##### Records for the task #####
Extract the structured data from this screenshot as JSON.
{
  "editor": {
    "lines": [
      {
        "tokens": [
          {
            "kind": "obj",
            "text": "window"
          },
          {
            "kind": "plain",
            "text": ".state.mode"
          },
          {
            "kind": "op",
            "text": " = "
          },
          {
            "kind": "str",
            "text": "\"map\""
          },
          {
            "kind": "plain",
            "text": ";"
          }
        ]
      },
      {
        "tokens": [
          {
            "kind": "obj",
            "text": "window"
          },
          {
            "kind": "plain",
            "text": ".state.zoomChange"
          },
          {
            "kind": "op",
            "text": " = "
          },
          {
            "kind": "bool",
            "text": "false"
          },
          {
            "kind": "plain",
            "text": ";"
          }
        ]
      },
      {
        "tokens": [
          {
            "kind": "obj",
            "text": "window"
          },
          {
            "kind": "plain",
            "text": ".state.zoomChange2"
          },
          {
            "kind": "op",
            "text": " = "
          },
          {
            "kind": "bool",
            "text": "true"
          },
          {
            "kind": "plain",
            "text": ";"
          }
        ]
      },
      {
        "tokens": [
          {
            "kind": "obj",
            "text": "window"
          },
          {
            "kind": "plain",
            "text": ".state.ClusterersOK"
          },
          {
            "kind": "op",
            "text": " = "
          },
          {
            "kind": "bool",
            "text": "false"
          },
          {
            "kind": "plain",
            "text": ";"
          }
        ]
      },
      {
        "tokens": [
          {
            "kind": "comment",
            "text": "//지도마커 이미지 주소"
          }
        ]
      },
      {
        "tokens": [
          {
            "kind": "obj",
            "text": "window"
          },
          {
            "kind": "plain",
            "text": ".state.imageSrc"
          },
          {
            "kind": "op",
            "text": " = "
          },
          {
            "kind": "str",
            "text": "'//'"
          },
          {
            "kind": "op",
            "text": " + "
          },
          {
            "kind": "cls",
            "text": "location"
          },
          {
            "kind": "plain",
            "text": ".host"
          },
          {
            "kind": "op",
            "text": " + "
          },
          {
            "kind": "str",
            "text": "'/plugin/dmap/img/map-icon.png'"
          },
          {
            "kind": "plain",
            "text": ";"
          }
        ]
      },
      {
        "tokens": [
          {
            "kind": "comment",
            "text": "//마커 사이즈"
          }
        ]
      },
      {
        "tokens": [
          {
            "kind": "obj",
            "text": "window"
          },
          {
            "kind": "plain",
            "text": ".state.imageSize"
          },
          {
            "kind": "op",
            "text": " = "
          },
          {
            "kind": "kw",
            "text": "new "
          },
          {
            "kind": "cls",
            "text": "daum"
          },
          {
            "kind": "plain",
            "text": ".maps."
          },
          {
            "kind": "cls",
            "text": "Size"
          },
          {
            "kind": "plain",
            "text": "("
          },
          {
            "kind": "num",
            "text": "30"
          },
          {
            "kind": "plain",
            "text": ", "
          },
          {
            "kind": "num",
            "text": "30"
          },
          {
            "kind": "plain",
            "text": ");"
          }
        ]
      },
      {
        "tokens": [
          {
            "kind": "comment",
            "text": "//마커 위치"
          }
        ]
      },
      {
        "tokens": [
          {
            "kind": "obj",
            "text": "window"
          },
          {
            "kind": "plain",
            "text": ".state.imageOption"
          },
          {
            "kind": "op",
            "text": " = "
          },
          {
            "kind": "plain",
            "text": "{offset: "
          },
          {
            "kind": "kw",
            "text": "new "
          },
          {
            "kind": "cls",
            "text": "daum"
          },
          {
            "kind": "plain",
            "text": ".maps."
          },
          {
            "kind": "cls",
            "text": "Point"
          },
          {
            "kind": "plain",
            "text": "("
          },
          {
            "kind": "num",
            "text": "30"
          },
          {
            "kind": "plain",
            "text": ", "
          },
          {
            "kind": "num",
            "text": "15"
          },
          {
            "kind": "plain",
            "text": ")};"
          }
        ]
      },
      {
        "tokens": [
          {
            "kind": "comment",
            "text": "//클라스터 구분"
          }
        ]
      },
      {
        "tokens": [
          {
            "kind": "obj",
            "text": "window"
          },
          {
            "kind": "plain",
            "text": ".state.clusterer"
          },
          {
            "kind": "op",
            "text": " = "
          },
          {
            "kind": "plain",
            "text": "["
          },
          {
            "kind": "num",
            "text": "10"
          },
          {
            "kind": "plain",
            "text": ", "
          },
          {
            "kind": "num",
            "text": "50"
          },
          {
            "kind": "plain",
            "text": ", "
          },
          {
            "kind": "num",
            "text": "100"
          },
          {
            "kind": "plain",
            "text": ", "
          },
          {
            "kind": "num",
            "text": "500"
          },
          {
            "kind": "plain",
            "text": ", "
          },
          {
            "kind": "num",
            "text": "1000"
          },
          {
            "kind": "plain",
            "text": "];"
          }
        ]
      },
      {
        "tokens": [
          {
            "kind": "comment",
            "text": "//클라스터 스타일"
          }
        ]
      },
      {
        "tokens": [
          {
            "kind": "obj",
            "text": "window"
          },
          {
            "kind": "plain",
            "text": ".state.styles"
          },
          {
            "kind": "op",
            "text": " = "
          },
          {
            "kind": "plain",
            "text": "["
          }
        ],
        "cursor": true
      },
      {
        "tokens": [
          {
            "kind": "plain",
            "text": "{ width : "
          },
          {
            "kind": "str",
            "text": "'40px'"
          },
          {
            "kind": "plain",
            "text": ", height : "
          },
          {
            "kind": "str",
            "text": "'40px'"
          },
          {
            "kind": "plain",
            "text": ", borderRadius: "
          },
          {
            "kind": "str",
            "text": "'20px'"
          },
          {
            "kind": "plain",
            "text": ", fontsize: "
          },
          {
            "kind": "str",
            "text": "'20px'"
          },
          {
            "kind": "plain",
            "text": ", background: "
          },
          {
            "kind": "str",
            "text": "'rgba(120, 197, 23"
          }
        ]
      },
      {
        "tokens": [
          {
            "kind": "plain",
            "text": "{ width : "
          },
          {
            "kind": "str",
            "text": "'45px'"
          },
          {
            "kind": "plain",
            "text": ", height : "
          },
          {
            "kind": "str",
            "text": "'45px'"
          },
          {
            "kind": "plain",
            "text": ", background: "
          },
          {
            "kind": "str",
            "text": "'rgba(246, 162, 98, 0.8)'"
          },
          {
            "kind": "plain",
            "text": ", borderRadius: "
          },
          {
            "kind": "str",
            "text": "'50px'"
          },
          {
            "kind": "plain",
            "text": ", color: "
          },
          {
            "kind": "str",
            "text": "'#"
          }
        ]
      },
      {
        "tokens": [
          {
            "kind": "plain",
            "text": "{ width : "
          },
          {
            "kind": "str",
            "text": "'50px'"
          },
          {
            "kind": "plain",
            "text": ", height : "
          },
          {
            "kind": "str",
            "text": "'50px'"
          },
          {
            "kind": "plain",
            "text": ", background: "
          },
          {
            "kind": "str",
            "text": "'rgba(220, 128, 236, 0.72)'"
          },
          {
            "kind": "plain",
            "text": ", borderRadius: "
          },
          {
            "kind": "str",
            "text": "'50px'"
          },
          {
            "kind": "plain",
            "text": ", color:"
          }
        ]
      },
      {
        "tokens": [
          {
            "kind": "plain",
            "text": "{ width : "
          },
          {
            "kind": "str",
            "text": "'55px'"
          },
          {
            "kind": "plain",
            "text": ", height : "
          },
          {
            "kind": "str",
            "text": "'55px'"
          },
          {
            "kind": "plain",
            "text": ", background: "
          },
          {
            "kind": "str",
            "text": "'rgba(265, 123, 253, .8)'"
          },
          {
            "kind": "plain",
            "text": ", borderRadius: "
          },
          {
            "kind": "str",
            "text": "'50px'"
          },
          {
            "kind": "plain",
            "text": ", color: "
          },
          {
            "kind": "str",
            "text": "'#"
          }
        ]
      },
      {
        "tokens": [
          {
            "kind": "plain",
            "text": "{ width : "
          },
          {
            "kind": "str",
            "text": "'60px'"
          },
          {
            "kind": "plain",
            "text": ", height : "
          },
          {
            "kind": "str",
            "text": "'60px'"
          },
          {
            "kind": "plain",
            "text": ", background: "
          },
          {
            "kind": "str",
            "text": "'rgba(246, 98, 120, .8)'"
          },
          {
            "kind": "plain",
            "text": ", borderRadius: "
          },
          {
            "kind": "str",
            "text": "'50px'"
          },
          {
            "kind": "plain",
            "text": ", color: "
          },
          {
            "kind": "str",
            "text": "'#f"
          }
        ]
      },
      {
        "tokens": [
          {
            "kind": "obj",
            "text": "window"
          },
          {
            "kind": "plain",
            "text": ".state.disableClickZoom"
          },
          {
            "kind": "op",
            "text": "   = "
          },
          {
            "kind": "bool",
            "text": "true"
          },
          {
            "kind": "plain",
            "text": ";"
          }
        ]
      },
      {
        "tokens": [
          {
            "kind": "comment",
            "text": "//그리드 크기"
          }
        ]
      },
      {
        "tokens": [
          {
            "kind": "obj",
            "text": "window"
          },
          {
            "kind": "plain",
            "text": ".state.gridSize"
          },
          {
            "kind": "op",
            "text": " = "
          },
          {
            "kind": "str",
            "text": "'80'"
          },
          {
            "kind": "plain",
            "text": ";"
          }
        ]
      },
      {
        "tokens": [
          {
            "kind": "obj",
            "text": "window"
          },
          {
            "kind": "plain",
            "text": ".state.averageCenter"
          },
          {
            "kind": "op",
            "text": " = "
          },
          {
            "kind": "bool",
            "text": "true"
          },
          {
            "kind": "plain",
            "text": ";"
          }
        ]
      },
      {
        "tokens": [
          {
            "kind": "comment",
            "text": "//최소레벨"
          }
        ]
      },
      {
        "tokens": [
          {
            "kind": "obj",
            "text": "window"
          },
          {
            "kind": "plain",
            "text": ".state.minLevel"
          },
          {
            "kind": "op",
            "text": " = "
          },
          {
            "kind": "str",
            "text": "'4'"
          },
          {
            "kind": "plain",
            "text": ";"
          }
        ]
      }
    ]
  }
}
#####
■ **Job**
Using the entries above, find all lines with "rgba". Copy them.

■ **Response to this task**
            "text": "'rgba(120, 197, 23"
            "text": "'rgba(246, 162, 98, 0.8)'"
            "text": "'rgba(220, 128, 236, 0.72)'"
            "text": "'rgba(265, 123, 253, .8)'"
            "text": "'rgba(246, 98, 120, .8)'"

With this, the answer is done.